> _Set task_
For each line in the data below that holds "государственной", return a copy.

[begin Material to process]

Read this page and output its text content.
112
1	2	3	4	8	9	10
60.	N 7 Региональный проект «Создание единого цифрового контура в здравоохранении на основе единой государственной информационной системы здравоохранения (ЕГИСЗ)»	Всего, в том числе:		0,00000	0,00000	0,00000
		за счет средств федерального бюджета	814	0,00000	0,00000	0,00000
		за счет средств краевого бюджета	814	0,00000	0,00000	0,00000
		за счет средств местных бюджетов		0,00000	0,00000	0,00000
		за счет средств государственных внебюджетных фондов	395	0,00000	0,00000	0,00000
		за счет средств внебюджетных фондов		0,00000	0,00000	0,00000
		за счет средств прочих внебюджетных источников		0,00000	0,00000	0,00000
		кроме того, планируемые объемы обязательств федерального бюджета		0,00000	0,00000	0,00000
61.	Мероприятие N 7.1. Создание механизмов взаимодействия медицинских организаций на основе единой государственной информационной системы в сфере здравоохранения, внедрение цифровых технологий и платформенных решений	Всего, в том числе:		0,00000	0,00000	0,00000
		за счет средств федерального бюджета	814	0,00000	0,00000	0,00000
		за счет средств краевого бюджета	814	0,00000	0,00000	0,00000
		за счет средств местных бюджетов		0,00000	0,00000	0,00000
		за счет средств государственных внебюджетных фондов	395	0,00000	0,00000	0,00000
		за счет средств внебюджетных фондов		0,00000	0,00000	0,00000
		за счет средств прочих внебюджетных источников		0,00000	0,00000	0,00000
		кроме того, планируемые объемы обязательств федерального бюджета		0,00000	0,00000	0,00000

[end Material to process]

> _Task response_
60.	N 7 Региональный проект «Создание единого цифрового контура в здравоохранении на основе единой государственной информационной системы здравоохранения (ЕГИСЗ)»	Всего, в том числе:		0,00000	0,00000	0,00000
61.	Мероприятие N 7.1. Создание механизмов взаимодействия медицинских организаций на основе единой государственной информационной системы в сфере здравоохранения, внедрение цифровых технологий и платформенных решений	Всего, в том числе:		0,00000	0,00000	0,00000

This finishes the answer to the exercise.